◆ **SHORT EXERCISE**: Find the lines with "さらに表示" in them and copy them out.

* START MATERIAL *

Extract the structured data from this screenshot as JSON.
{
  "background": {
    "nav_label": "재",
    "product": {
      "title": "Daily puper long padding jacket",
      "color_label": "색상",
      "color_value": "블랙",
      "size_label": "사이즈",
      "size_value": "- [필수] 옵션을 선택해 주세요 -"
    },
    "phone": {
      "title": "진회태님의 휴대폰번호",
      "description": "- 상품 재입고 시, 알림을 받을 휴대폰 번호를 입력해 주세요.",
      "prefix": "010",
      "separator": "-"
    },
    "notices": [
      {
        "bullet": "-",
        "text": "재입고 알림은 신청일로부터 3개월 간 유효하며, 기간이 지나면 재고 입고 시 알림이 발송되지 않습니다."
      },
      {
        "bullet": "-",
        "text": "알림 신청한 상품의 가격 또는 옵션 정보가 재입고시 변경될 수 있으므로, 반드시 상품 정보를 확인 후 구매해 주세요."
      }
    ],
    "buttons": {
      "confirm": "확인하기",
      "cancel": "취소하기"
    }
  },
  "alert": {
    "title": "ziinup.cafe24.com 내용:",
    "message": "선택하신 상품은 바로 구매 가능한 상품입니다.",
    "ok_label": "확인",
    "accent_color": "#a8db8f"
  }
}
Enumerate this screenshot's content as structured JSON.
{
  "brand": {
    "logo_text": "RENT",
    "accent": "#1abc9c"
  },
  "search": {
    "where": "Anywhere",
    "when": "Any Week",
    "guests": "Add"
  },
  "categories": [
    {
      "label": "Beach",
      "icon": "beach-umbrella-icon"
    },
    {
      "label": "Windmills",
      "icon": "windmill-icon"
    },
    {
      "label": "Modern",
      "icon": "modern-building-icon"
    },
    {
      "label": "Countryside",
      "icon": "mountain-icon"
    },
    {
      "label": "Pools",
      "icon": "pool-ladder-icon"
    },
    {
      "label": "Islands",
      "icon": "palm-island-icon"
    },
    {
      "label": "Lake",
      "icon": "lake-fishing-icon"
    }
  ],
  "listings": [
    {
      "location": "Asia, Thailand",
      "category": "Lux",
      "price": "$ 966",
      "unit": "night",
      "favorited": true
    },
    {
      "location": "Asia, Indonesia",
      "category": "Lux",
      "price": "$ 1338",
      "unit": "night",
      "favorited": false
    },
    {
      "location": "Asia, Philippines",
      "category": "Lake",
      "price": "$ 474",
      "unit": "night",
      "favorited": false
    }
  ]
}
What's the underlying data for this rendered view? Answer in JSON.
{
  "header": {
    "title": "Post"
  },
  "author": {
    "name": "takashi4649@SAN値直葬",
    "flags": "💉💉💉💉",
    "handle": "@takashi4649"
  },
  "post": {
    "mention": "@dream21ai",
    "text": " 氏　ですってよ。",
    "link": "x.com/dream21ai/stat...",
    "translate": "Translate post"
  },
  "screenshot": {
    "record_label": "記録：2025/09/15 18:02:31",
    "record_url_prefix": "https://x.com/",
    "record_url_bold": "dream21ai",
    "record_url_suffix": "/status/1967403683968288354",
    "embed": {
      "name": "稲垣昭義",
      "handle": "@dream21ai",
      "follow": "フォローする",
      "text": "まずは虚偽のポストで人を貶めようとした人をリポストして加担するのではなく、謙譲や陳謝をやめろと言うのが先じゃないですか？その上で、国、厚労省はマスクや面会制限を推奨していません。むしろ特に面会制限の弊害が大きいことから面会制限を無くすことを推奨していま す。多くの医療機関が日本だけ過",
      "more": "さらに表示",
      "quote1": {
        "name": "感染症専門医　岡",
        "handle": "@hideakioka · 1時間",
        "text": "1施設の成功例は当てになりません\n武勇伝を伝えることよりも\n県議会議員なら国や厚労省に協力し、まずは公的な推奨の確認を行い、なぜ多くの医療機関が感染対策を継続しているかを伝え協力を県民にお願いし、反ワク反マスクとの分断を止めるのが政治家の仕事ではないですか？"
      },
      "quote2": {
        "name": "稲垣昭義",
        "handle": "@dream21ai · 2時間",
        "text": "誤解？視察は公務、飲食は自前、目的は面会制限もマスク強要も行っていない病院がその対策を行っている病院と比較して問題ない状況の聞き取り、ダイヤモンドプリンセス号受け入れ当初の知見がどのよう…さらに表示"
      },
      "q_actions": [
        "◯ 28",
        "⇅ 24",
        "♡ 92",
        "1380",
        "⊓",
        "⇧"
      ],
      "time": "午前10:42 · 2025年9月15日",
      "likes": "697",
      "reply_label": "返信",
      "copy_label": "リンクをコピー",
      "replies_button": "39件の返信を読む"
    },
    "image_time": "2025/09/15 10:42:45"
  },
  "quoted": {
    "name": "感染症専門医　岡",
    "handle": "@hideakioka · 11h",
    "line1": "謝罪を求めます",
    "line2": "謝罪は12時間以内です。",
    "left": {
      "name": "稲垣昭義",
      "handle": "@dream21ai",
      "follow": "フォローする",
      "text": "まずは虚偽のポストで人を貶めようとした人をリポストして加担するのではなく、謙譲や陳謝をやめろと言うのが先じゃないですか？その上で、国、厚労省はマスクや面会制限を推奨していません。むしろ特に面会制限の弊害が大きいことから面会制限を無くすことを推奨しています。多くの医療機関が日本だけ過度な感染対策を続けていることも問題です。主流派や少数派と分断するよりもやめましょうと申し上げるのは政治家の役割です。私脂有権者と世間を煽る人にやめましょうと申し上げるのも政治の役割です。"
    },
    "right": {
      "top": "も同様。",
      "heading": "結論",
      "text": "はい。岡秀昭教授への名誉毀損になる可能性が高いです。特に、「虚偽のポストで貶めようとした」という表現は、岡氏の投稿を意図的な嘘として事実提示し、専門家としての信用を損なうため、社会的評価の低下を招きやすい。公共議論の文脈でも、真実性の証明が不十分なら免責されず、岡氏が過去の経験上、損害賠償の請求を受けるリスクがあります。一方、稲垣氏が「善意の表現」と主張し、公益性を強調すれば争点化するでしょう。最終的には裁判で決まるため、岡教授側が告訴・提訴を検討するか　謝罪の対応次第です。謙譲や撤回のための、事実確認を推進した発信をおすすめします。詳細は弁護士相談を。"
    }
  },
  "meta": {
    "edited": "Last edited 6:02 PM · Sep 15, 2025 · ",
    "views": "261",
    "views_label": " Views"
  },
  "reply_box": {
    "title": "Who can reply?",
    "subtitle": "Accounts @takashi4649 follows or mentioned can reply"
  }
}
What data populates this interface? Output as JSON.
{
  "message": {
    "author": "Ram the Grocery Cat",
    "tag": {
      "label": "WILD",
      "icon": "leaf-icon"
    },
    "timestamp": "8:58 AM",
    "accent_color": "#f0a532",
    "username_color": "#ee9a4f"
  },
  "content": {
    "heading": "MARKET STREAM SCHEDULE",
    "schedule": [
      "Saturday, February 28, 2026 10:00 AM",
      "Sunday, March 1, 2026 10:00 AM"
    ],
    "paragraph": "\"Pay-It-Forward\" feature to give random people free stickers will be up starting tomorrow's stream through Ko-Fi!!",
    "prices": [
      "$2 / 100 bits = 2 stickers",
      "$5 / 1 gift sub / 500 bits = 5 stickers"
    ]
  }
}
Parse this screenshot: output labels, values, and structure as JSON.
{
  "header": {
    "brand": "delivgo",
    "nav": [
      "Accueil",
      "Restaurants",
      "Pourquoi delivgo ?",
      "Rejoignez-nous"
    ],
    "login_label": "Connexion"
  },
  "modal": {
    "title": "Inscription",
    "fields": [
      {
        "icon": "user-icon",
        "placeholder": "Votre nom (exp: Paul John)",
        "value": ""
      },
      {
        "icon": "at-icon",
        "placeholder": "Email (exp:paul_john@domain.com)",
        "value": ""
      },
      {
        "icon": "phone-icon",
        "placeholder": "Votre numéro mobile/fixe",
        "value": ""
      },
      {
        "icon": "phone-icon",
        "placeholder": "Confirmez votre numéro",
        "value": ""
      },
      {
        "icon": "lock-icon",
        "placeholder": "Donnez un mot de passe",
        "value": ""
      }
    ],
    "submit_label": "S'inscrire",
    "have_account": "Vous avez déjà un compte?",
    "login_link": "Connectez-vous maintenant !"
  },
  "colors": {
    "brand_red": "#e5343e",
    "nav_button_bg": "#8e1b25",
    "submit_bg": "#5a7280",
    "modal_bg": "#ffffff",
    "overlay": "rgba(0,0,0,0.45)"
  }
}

* END MATERIAL *

◆ **RESPONSE TO THIS EXERCISE**:
      "more": "さらに表示",
        "text": "誤解？視察は公務、飲食は自前、目的は面会制限もマスク強要も行っていない病院がその対策を行っている病院と比較して問題ない状況の聞き取り、ダイヤモンドプリンセス号受け入れ当初の知見がどのよう…さらに表示"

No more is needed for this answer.